(Transcribed document page entries)
**********

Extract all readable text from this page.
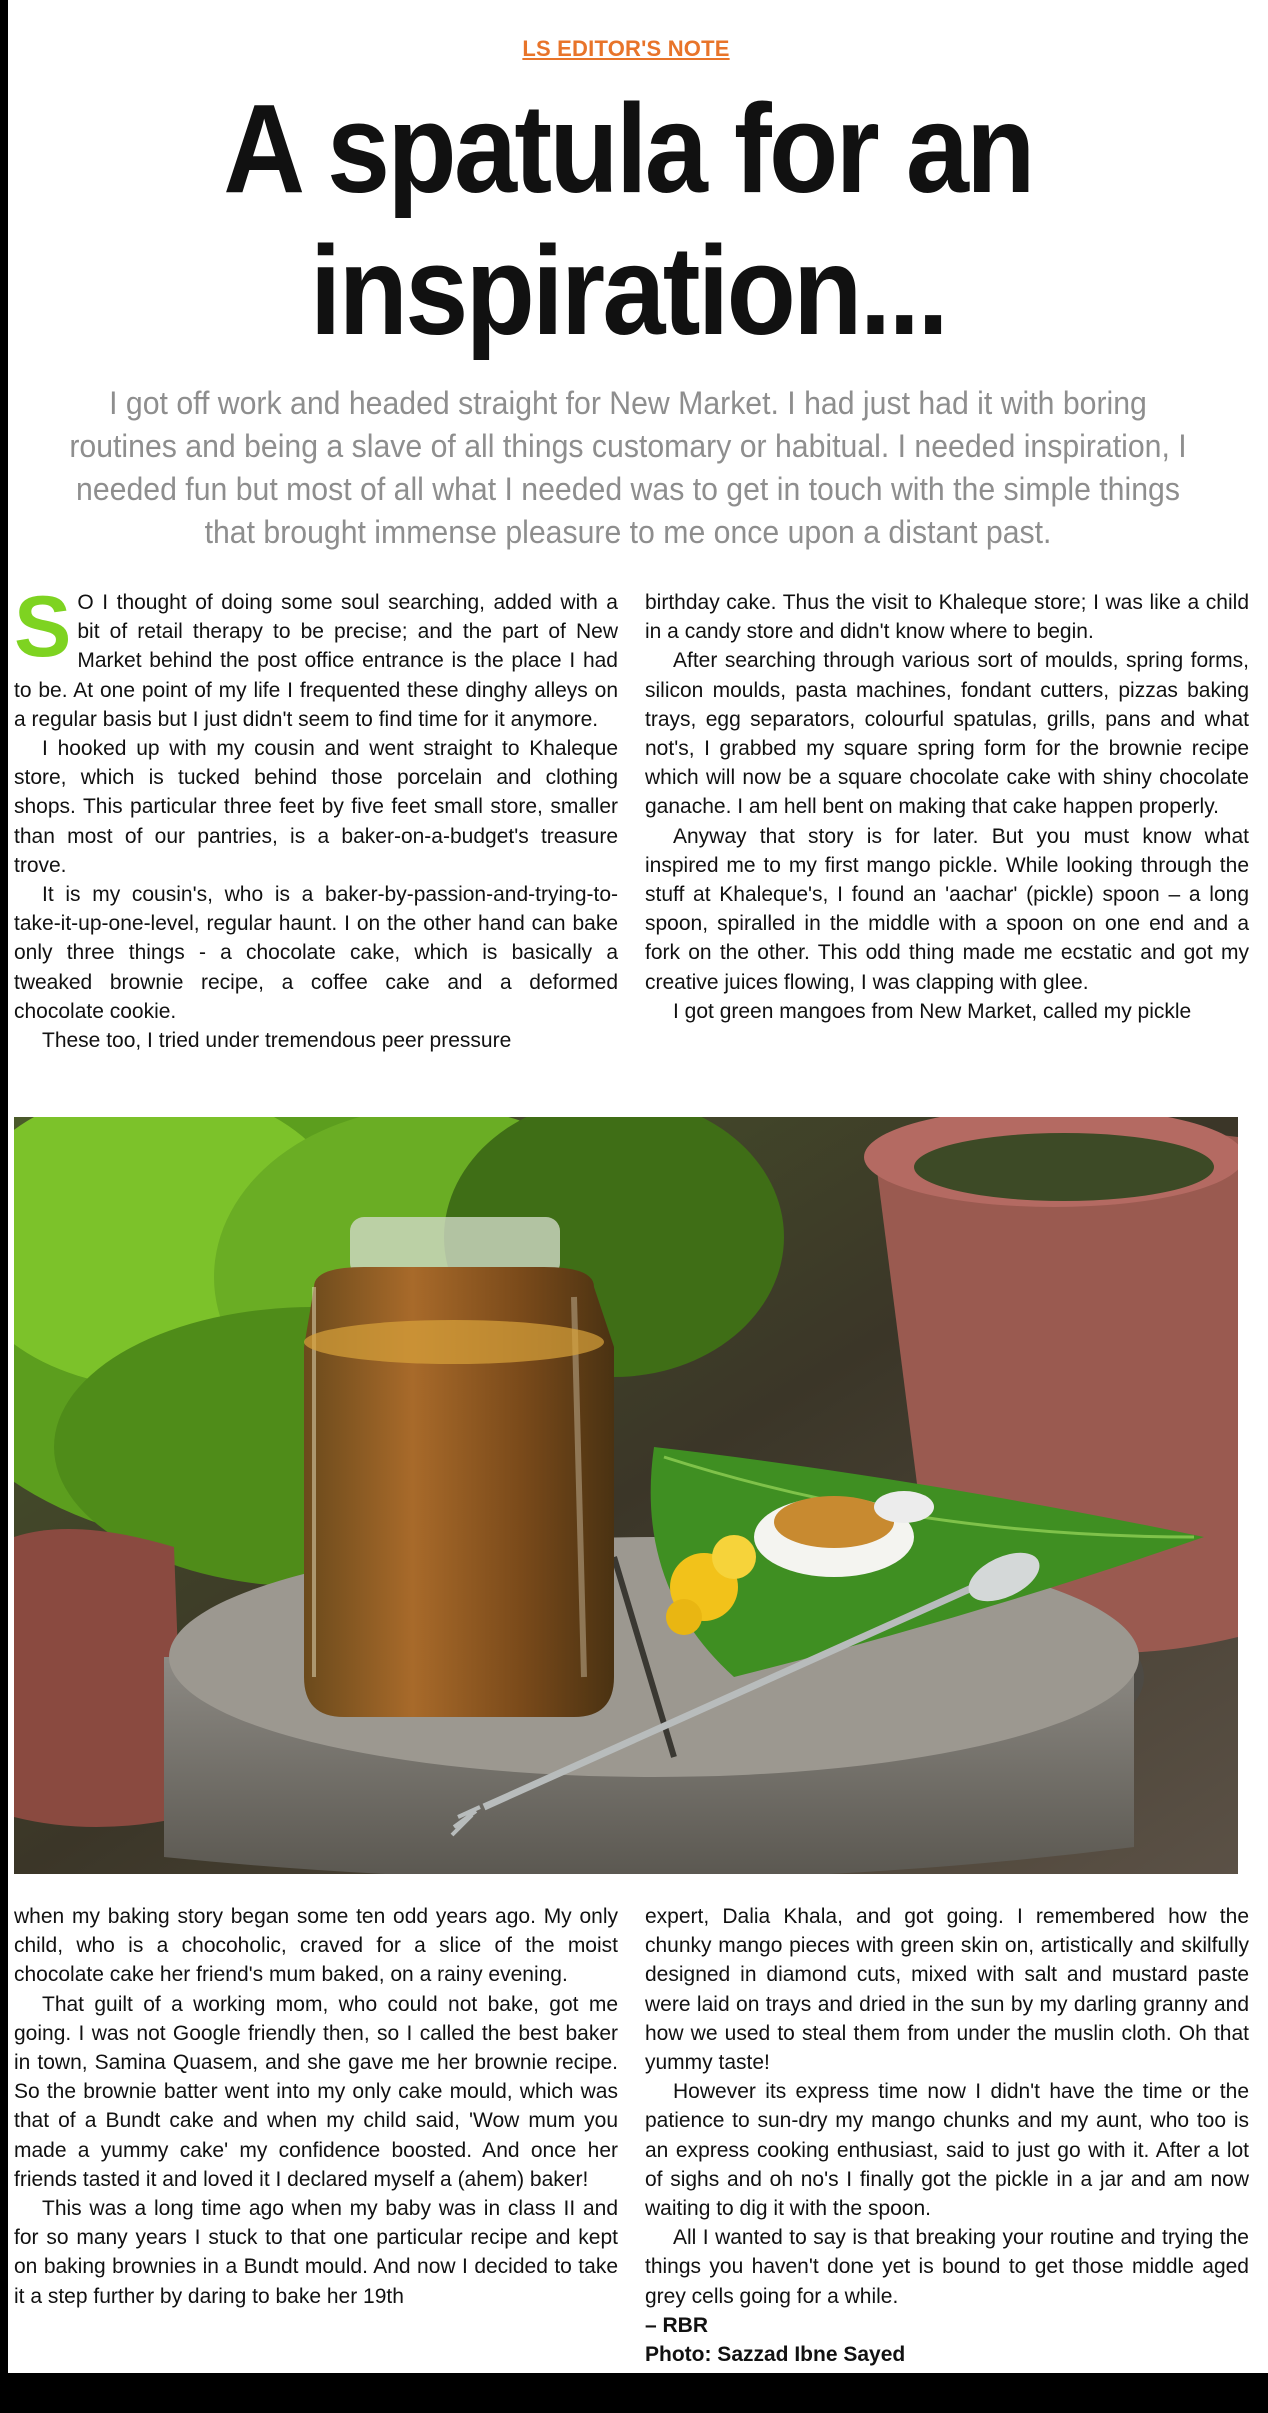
LS EDITOR'S NOTE
A spatula for an inspiration...

I got off work and headed straight for New Market. I had just had it with boring routines and being a slave of all things customary or habitual. I needed inspiration, I needed fun but most of all what I needed was to get in touch with the simple things that brought immense pleasure to me once upon a distant past.

S O I thought of doing some soul searching, added with a bit of retail therapy to be precise; and the part of New Market behind the post office entrance is the place I had to be. At one point of my life I frequented these dinghy alleys on a regular basis but I just didn't seem to find time for it anymore.

I hooked up with my cousin and went straight to Khaleque store, which is tucked behind those porcelain and clothing shops. This particular three feet by five feet small store, smaller than most of our pantries, is a baker-on-a-budget's treasure trove.

It is my cousin's, who is a baker-by-passion-and-trying-to-take-it-up-one-level, regular haunt. I on the other hand can bake only three things - a chocolate cake, which is basically a tweaked brownie recipe, a coffee cake and a deformed chocolate cookie.

These too, I tried under tremendous peer pressure

birthday cake. Thus the visit to Khaleque store; I was like a child in a candy store and didn't know where to begin.

After searching through various sort of moulds, spring forms, silicon moulds, pasta machines, fondant cutters, pizzas baking trays, egg separators, colourful spatulas, grills, pans and what not's, I grabbed my square spring form for the brownie recipe which will now be a square chocolate cake with shiny chocolate ganache. I am hell bent on making that cake happen properly.

Anyway that story is for later. But you must know what inspired me to my first mango pickle. While looking through the stuff at Khaleque's, I found an 'aachar' (pickle) spoon – a long spoon, spiralled in the middle with a spoon on one end and a fork on the other. This odd thing made me ecstatic and got my creative juices flowing, I was clapping with glee.

I got green mangoes from New Market, called my pickle

when my baking story began some ten odd years ago. My only child, who is a chocoholic, craved for a slice of the moist chocolate cake her friend's mum baked, on a rainy evening.

That guilt of a working mom, who could not bake, got me going. I was not Google friendly then, so I called the best baker in town, Samina Quasem, and she gave me her brownie recipe. So the brownie batter went into my only cake mould, which was that of a Bundt cake and when my child said, 'Wow mum you made a yummy cake' my confidence boosted. And once her friends tasted it and loved it I declared myself a (ahem) baker!

This was a long time ago when my baby was in class II and for so many years I stuck to that one particular recipe and kept on baking brownies in a Bundt mould. And now I decided to take it a step further by daring to bake her 19th

expert, Dalia Khala, and got going. I remembered how the chunky mango pieces with green skin on, artistically and skilfully designed in diamond cuts, mixed with salt and mustard paste were laid on trays and dried in the sun by my darling granny and how we used to steal them from under the muslin cloth. Oh that yummy taste!

However its express time now I didn't have the time or the patience to sun-dry my mango chunks and my aunt, who too is an express cooking enthusiast, said to just go with it. After a lot of sighs and oh no's I finally got the pickle in a jar and am now waiting to dig it with the spoon.

All I wanted to say is that breaking your routine and trying the things you haven't done yet is bound to get those middle aged grey cells going for a while.

– RBR

Photo: Sazzad Ibne Sayed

**********

*Activity:* Keep every word of the records and none of the pictures when you print them again.

*Exercise result:*
Extract all readable text from this page.
LS EDITOR'S NOTE
A spatula for an inspiration...

I got off work and headed straight for New Market. I had just had it with boring routines and being a slave of all things customary or habitual. I needed inspiration, I needed fun but most of all what I needed was to get in touch with the simple things that brought immense pleasure to me once upon a distant past.

S O I thought of doing some soul searching, added with a bit of retail therapy to be precise; and the part of New Market behind the post office entrance is the place I had to be. At one point of my life I frequented these dinghy alleys on a regular basis but I just didn't seem to find time for it anymore.

I hooked up with my cousin and went straight to Khaleque store, which is tucked behind those porcelain and clothing shops. This particular three feet by five feet small store, smaller than most of our pantries, is a baker-on-a-budget's treasure trove.

It is my cousin's, who is a baker-by-passion-and-trying-to-take-it-up-one-level, regular haunt. I on the other hand can bake only three things - a chocolate cake, which is basically a tweaked brownie recipe, a coffee cake and a deformed chocolate cookie.

These too, I tried under tremendous peer pressure

birthday cake. Thus the visit to Khaleque store; I was like a child in a candy store and didn't know where to begin.

After searching through various sort of moulds, spring forms, silicon moulds, pasta machines, fondant cutters, pizzas baking trays, egg separators, colourful spatulas, grills, pans and what not's, I grabbed my square spring form for the brownie recipe which will now be a square chocolate cake with shiny chocolate ganache. I am hell bent on making that cake happen properly.

Anyway that story is for later. But you must know what inspired me to my first mango pickle. While looking through the stuff at Khaleque's, I found an 'aachar' (pickle) spoon – a long spoon, spiralled in the middle with a spoon on one end and a fork on the other. This odd thing made me ecstatic and got my creative juices flowing, I was clapping with glee.

I got green mangoes from New Market, called my pickle

when my baking story began some ten odd years ago. My only child, who is a chocoholic, craved for a slice of the moist chocolate cake her friend's mum baked, on a rainy evening.

That guilt of a working mom, who could not bake, got me going. I was not Google friendly then, so I called the best baker in town, Samina Quasem, and she gave me her brownie recipe. So the brownie batter went into my only cake mould, which was that of a Bundt cake and when my child said, 'Wow mum you made a yummy cake' my confidence boosted. And once her friends tasted it and loved it I declared myself a (ahem) baker!

This was a long time ago when my baby was in class II and for so many years I stuck to that one particular recipe and kept on baking brownies in a Bundt mould. And now I decided to take it a step further by daring to bake her 19th

expert, Dalia Khala, and got going. I remembered how the chunky mango pieces with green skin on, artistically and skilfully designed in diamond cuts, mixed with salt and mustard paste were laid on trays and dried in the sun by my darling granny and how we used to steal them from under the muslin cloth. Oh that yummy taste!

However its express time now I didn't have the time or the patience to sun-dry my mango chunks and my aunt, who too is an express cooking enthusiast, said to just go with it. After a lot of sighs and oh no's I finally got the pickle in a jar and am now waiting to dig it with the spoon.

All I wanted to say is that breaking your routine and trying the things you haven't done yet is bound to get those middle aged grey cells going for a while.

– RBR

Photo: Sazzad Ibne Sayed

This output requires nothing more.